[Recorded data]

============

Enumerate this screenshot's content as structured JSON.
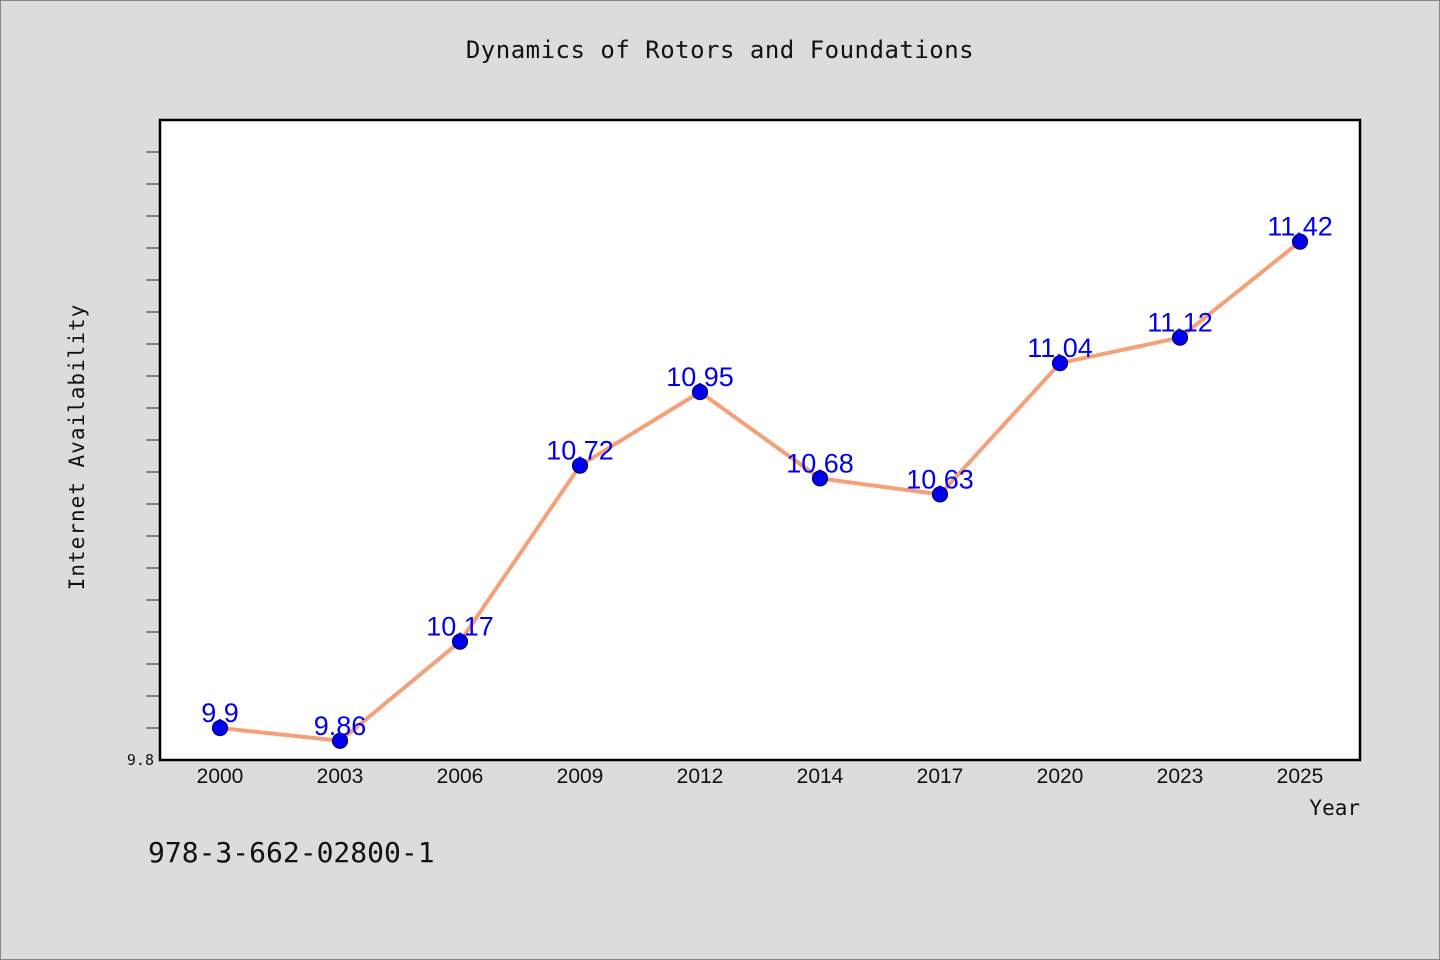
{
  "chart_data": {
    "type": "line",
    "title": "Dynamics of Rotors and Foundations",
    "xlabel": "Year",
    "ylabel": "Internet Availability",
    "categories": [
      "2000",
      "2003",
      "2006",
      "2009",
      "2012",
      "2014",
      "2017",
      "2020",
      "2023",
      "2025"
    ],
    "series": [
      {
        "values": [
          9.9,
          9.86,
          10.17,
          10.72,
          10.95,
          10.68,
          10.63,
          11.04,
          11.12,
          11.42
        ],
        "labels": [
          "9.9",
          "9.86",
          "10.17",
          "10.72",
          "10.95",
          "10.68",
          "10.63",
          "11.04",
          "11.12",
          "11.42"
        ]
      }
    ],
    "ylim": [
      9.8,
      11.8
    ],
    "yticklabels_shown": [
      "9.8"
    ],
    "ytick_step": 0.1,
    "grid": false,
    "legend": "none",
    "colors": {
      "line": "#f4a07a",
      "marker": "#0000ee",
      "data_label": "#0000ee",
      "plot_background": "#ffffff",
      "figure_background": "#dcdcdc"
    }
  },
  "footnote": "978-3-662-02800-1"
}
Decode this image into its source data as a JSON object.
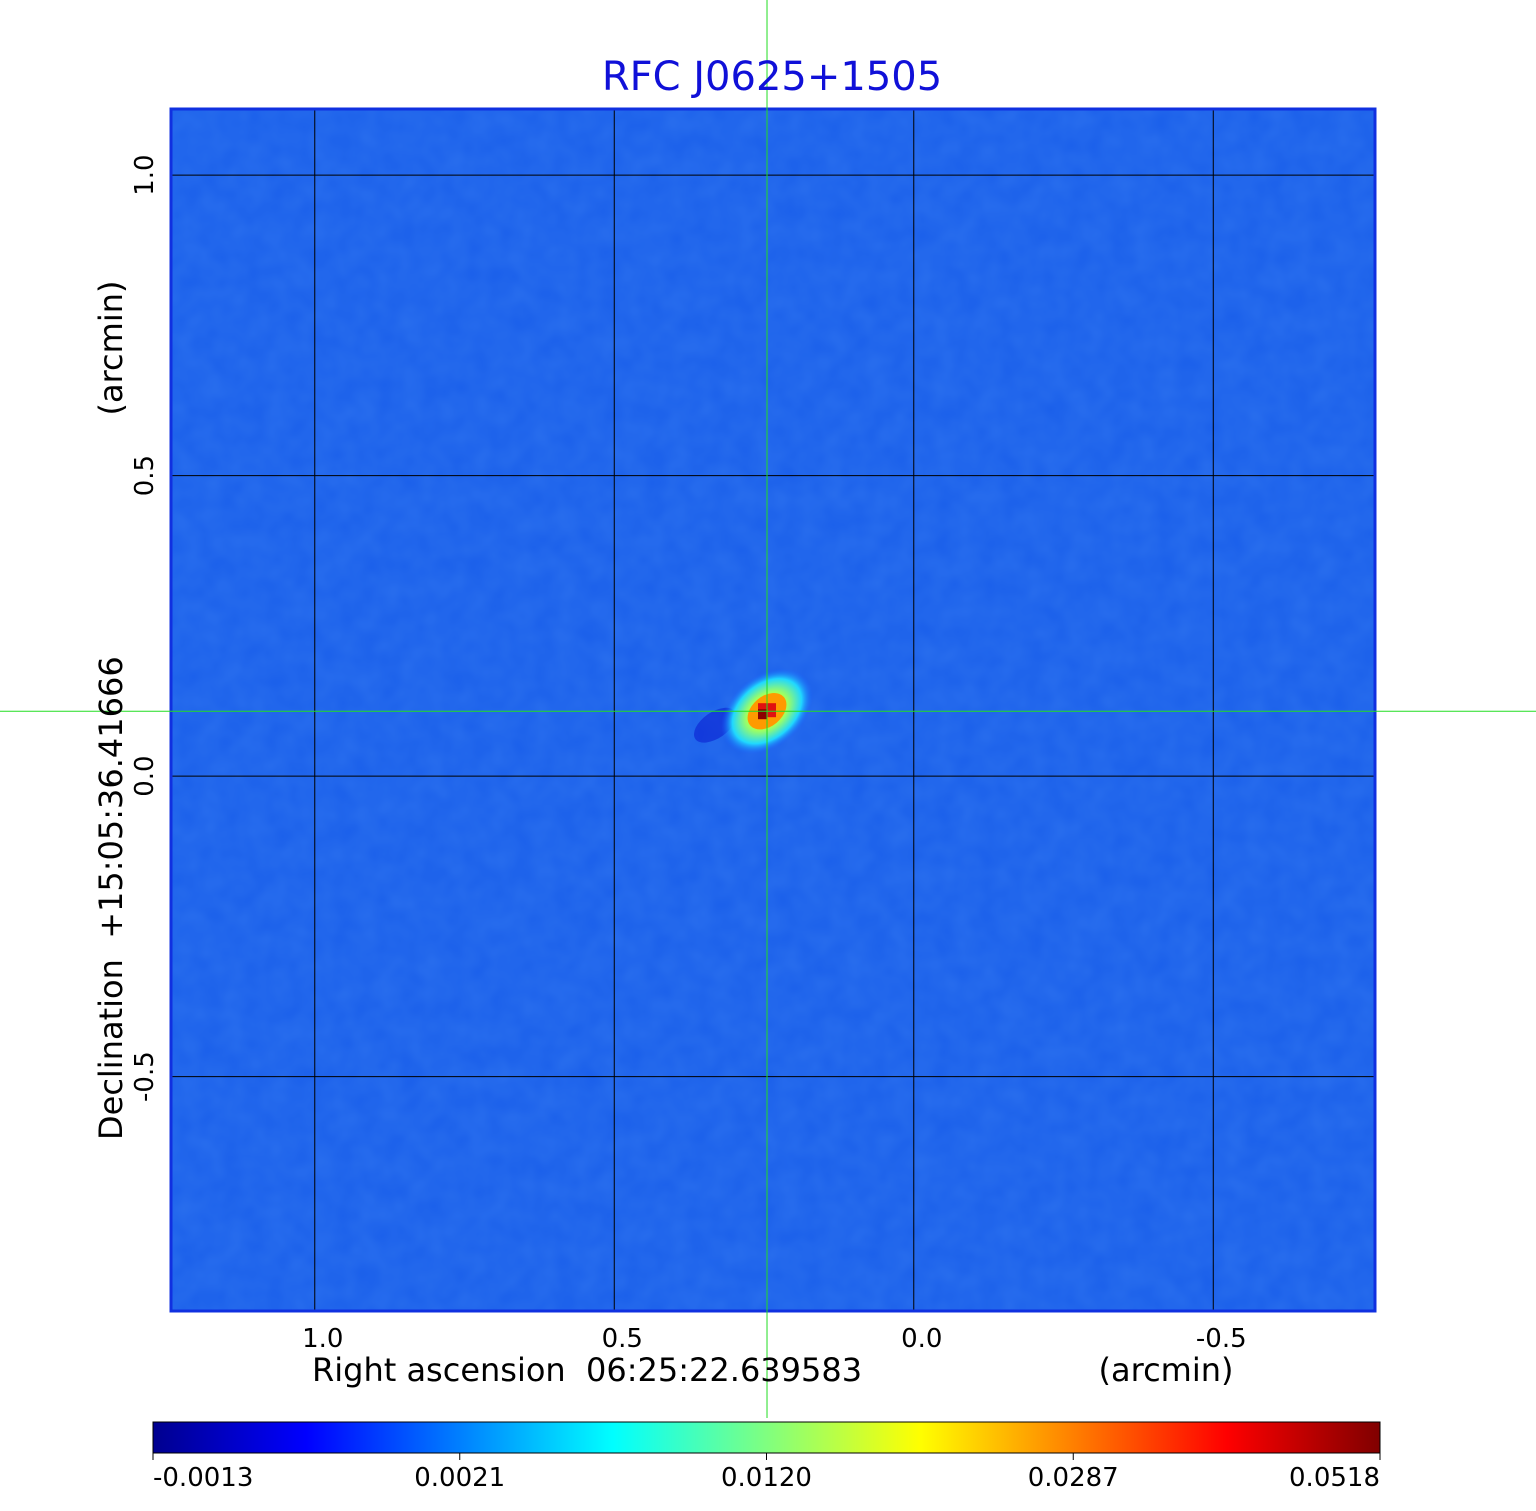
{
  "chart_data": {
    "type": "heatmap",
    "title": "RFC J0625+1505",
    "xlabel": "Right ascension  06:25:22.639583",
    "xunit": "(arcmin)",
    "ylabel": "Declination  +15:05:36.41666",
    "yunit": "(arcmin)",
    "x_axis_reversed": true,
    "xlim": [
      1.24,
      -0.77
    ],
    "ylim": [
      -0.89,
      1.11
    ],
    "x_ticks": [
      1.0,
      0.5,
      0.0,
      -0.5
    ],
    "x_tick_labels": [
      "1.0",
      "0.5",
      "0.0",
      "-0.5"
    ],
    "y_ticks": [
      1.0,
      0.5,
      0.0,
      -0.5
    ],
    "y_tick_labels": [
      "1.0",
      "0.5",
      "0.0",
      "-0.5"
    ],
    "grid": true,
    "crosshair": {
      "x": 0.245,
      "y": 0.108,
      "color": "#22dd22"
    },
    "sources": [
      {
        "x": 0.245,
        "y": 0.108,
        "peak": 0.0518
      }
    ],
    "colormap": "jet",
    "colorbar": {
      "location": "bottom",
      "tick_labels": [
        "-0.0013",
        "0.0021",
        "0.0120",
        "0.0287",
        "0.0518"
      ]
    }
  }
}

============

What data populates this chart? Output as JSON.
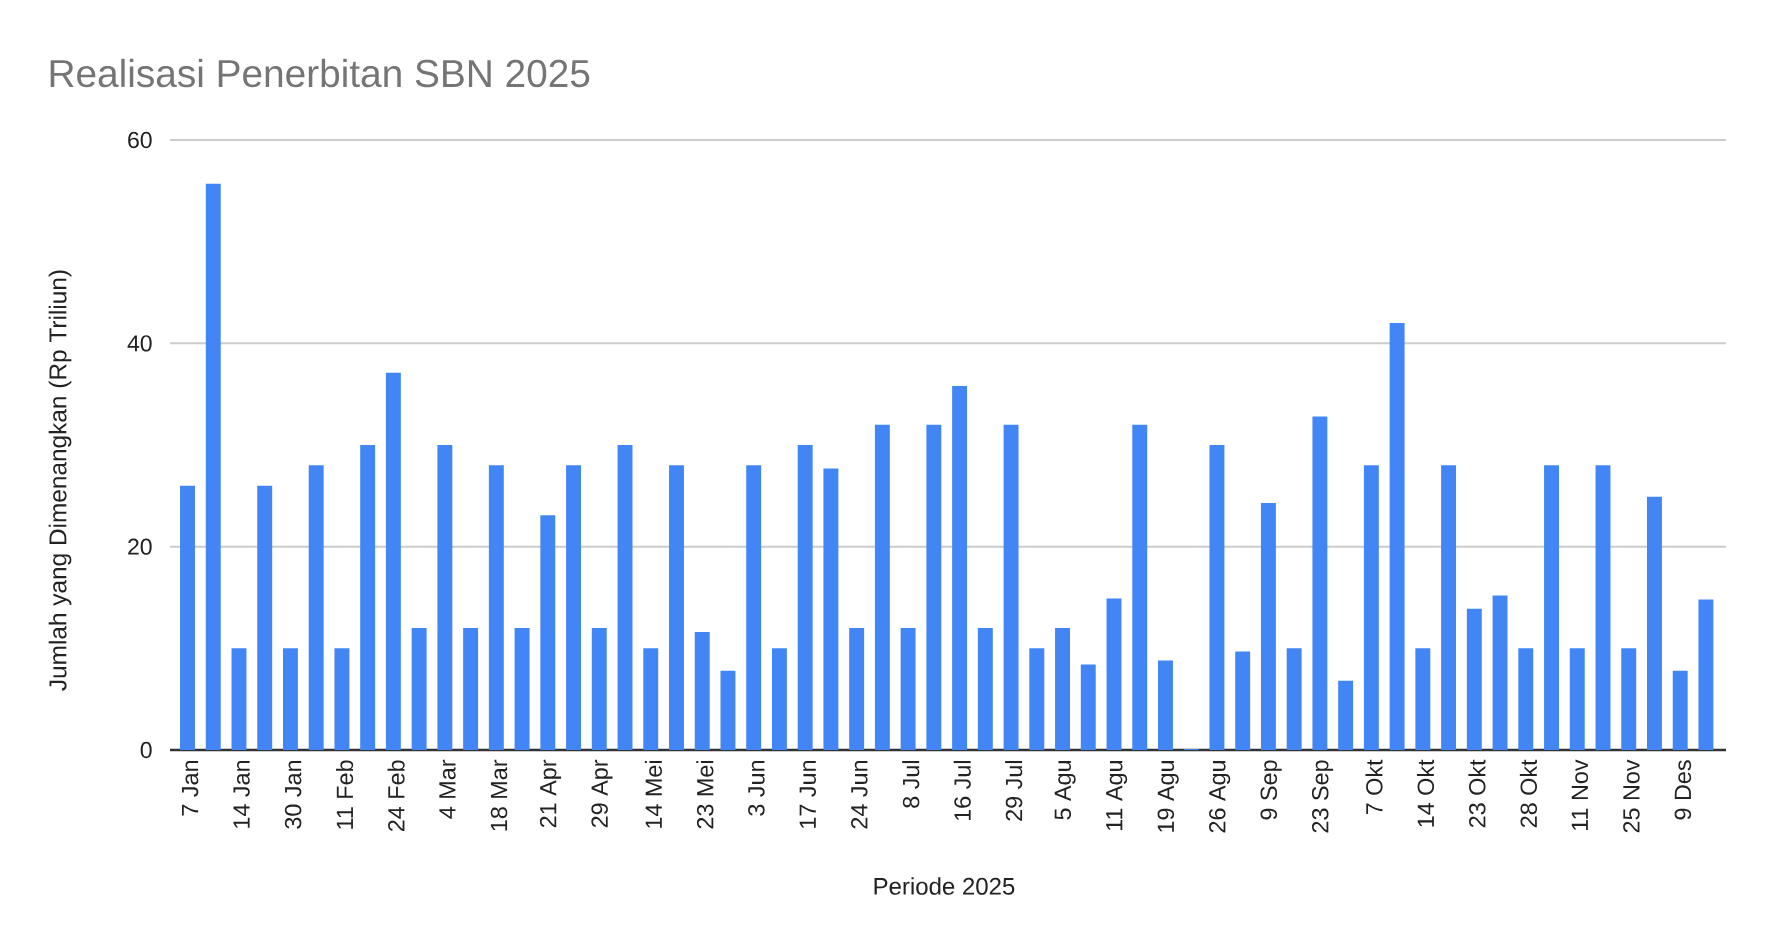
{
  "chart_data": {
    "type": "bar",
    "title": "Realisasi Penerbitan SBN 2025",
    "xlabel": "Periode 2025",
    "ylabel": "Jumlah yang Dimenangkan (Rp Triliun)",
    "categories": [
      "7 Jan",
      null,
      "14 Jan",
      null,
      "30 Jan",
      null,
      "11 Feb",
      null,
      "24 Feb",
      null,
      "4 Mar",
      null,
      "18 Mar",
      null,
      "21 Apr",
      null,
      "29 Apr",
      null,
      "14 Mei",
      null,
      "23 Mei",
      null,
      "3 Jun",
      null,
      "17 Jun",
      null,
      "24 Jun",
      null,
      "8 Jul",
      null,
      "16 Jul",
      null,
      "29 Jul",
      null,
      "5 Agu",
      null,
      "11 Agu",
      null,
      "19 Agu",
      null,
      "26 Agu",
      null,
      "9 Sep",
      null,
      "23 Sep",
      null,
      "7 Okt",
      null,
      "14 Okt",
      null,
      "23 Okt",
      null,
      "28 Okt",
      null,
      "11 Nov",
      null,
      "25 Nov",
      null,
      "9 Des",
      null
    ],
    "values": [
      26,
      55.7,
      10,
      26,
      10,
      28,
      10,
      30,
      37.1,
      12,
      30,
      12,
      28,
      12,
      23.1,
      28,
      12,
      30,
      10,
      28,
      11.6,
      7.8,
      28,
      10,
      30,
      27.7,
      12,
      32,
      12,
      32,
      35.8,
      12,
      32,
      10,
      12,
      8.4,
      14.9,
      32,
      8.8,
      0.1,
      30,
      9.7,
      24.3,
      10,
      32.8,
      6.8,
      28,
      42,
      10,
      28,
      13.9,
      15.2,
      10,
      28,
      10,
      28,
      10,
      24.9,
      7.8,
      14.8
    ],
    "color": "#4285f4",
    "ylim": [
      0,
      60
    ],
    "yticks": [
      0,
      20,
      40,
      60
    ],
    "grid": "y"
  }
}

============

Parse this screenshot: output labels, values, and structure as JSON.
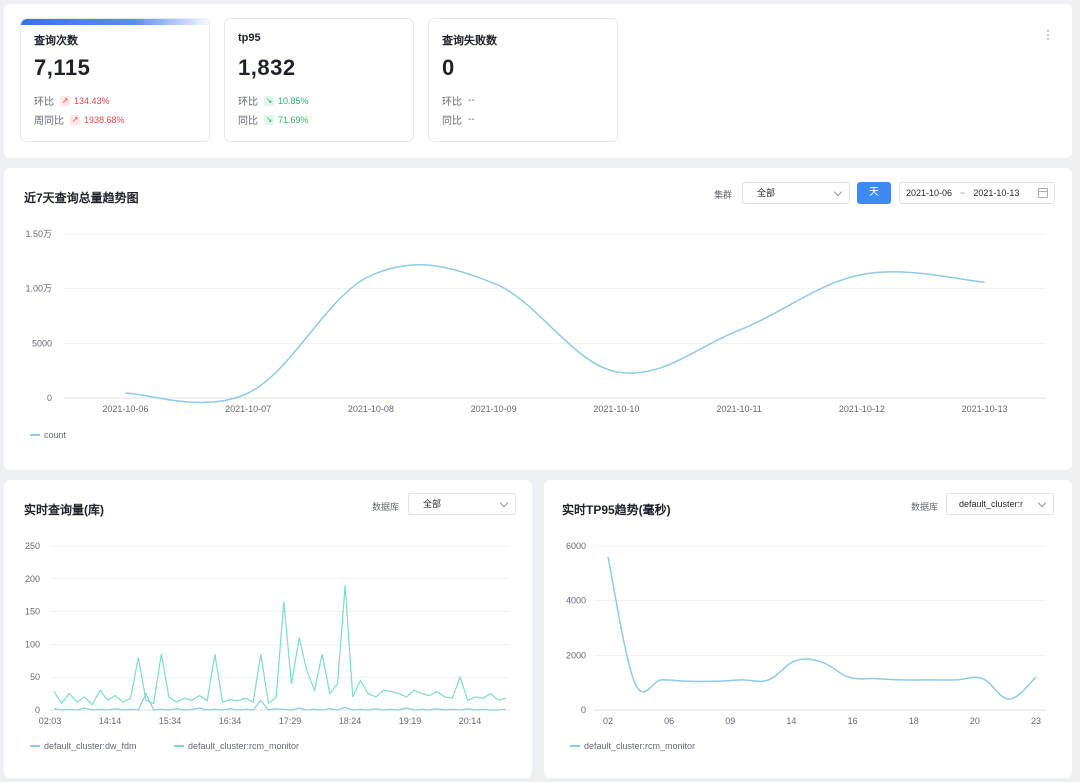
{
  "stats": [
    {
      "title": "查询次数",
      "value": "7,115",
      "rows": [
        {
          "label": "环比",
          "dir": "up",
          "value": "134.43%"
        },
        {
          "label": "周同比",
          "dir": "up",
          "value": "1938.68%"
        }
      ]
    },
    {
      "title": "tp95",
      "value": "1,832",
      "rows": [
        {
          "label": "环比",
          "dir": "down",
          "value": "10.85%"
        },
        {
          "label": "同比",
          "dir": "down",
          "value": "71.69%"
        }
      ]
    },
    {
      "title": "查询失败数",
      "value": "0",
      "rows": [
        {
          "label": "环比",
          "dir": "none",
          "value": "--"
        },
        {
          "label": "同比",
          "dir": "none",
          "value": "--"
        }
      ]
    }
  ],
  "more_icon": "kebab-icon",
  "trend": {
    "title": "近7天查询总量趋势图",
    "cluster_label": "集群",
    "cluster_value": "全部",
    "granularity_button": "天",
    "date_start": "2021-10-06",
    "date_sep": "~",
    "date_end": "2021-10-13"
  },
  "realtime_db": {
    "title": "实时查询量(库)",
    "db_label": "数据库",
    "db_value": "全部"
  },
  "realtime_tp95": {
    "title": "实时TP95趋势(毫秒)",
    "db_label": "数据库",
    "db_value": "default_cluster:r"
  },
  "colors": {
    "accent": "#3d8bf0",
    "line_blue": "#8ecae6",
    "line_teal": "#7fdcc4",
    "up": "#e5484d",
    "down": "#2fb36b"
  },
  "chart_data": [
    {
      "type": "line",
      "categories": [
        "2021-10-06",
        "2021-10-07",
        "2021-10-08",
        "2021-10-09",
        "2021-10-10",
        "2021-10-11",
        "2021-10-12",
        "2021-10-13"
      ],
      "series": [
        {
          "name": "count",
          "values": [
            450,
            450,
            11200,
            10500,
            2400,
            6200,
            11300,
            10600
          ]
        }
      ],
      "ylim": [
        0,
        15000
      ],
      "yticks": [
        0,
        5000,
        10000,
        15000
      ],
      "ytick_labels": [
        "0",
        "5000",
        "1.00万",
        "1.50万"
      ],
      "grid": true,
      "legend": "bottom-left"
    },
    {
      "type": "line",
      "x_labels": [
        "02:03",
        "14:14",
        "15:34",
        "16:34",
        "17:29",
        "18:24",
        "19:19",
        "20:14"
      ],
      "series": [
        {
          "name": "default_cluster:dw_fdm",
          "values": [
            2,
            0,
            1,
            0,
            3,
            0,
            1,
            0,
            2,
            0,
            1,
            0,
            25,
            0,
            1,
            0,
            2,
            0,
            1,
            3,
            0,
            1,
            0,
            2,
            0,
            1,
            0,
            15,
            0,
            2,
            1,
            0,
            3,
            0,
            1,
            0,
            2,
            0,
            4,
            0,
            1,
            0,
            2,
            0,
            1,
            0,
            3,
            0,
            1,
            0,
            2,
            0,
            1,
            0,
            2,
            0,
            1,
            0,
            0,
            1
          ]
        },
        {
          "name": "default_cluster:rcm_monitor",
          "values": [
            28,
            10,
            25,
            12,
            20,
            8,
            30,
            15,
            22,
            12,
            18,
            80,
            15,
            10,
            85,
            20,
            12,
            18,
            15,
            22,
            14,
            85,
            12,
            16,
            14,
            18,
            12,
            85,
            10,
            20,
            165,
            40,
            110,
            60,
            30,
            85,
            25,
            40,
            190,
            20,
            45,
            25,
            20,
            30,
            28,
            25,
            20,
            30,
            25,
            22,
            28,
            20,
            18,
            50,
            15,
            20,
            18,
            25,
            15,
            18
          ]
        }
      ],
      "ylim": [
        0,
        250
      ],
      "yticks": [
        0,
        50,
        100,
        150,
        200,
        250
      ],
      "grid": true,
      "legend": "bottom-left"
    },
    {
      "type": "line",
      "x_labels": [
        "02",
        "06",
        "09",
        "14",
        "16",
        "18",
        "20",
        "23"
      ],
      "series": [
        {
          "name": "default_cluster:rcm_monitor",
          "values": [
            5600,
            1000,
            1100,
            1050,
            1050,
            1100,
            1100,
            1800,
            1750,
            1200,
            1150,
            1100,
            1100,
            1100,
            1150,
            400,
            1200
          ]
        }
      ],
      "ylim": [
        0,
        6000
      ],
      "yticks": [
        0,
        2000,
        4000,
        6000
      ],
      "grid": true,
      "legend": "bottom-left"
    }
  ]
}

============

■ **What the task asks**
Select and copy each line from the data that includes the word "screenshot".

■ **Exercise result**
Enumerate this screenshot's content as structured JSON.
Parse this screenshot: output labels, values, and structure as JSON.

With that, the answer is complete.